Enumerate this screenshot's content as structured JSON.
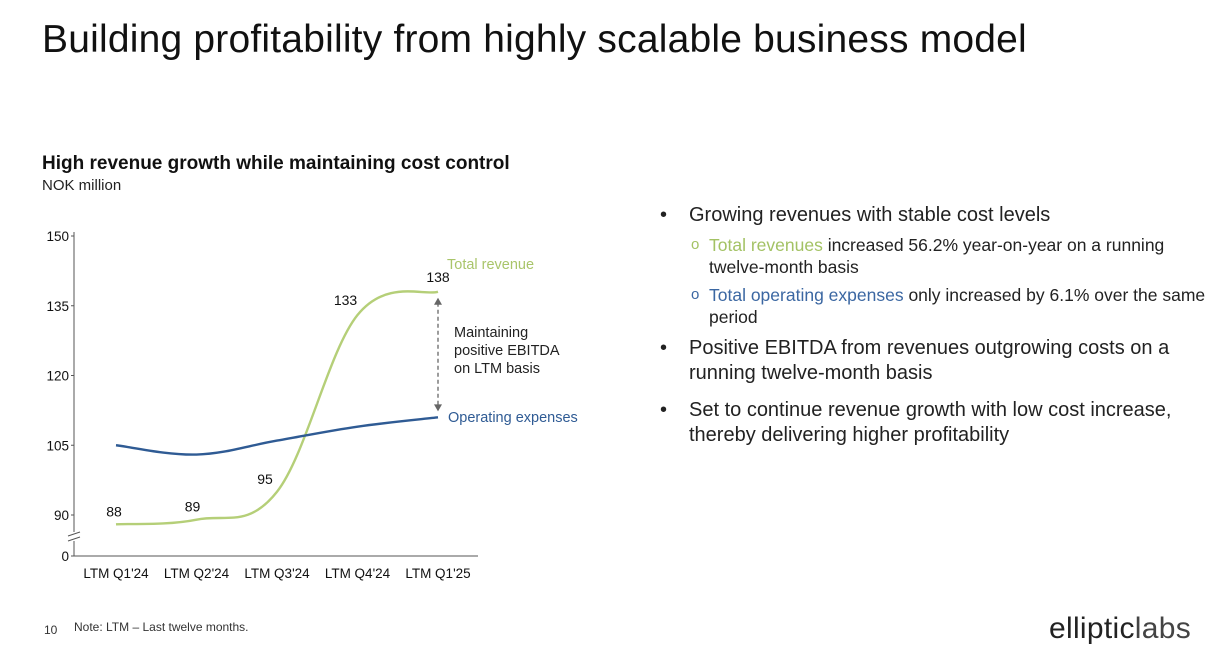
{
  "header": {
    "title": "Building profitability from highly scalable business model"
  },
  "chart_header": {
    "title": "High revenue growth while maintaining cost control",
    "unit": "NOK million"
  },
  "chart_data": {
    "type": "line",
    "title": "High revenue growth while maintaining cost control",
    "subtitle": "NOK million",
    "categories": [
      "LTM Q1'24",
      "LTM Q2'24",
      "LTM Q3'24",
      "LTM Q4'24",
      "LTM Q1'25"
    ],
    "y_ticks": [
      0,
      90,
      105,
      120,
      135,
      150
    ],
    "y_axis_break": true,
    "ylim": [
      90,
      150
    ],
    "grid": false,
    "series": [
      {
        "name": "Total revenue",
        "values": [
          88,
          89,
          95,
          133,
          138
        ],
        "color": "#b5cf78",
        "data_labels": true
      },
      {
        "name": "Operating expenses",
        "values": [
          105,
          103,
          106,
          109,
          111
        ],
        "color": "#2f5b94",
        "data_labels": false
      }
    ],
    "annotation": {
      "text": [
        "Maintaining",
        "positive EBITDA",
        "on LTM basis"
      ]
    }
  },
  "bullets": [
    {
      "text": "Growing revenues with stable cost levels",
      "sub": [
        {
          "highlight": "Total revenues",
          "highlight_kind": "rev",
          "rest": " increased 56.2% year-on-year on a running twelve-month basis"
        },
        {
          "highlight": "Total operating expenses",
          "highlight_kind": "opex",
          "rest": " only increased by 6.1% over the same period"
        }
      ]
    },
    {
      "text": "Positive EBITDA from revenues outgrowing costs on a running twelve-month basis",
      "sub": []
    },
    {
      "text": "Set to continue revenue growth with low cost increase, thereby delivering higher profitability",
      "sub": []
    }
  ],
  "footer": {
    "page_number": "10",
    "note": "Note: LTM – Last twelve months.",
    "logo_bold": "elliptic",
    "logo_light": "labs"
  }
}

⁂

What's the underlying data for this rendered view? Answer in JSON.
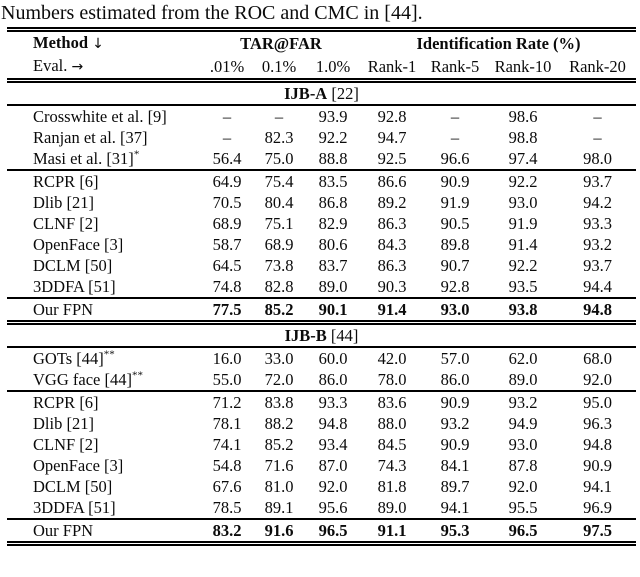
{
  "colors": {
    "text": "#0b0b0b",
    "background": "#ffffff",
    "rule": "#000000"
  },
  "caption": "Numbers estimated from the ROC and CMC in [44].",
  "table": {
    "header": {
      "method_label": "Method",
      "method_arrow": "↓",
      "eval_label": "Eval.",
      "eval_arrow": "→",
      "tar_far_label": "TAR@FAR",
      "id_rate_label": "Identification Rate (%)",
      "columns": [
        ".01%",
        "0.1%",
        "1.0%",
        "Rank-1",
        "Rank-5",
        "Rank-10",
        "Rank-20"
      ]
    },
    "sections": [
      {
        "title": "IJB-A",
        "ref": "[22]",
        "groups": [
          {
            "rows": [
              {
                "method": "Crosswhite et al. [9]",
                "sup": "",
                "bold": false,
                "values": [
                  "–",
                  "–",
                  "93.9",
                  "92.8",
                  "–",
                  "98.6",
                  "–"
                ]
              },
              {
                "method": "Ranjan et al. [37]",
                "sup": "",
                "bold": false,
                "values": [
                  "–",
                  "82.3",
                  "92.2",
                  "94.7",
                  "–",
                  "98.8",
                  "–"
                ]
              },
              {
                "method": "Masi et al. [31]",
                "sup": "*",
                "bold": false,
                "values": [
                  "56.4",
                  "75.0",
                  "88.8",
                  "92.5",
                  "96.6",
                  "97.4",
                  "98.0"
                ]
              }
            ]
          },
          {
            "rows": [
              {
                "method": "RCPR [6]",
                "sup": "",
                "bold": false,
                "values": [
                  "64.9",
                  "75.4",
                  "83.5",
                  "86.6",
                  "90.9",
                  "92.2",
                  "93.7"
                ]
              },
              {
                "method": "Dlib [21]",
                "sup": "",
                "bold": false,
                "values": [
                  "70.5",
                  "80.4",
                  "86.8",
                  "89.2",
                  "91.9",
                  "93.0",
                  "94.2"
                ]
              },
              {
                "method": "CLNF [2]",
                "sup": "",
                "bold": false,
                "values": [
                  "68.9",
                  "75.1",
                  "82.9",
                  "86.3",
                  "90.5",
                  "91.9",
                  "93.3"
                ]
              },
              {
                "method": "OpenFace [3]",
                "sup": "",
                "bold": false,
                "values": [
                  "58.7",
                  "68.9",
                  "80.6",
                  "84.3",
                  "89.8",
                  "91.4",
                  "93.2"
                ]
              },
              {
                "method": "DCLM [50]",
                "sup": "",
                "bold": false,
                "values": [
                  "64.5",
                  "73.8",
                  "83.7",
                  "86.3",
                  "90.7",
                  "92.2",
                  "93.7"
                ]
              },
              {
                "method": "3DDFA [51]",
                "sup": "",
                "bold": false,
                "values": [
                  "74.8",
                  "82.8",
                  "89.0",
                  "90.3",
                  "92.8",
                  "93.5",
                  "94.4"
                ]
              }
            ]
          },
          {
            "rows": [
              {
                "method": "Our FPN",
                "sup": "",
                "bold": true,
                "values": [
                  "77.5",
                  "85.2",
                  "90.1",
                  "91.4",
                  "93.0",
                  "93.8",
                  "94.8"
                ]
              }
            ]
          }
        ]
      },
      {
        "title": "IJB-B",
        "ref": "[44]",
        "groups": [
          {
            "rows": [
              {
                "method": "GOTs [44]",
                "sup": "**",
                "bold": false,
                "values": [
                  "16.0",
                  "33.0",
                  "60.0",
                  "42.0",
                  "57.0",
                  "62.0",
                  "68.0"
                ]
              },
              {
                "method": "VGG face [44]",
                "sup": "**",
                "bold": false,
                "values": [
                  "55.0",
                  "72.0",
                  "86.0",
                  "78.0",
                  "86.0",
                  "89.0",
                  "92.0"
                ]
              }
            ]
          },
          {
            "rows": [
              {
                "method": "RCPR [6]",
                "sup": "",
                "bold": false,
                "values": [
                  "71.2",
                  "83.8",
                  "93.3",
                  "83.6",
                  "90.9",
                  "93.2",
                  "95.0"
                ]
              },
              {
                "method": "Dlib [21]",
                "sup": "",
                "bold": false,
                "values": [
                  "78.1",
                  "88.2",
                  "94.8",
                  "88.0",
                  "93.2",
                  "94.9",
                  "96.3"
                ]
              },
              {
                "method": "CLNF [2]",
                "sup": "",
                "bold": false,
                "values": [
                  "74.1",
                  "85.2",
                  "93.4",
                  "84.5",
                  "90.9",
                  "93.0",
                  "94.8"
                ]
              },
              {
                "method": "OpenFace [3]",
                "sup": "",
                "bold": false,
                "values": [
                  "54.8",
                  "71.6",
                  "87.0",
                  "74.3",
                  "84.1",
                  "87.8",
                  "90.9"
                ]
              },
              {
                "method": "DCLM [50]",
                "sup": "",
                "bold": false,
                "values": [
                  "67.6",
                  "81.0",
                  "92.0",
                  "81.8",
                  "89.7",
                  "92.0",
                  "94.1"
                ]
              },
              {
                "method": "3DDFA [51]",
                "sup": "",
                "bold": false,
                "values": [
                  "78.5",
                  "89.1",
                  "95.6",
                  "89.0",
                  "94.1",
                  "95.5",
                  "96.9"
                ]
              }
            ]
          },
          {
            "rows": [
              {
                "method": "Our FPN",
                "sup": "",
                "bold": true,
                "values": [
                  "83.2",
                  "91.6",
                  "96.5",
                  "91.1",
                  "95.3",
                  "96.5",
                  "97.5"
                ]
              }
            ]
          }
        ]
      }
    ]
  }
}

⁂

Exercise aim> Look above for lines with the word "million" and copy them all.

The response>
    "unit": "NOK million"
    "subtitle": "NOK million",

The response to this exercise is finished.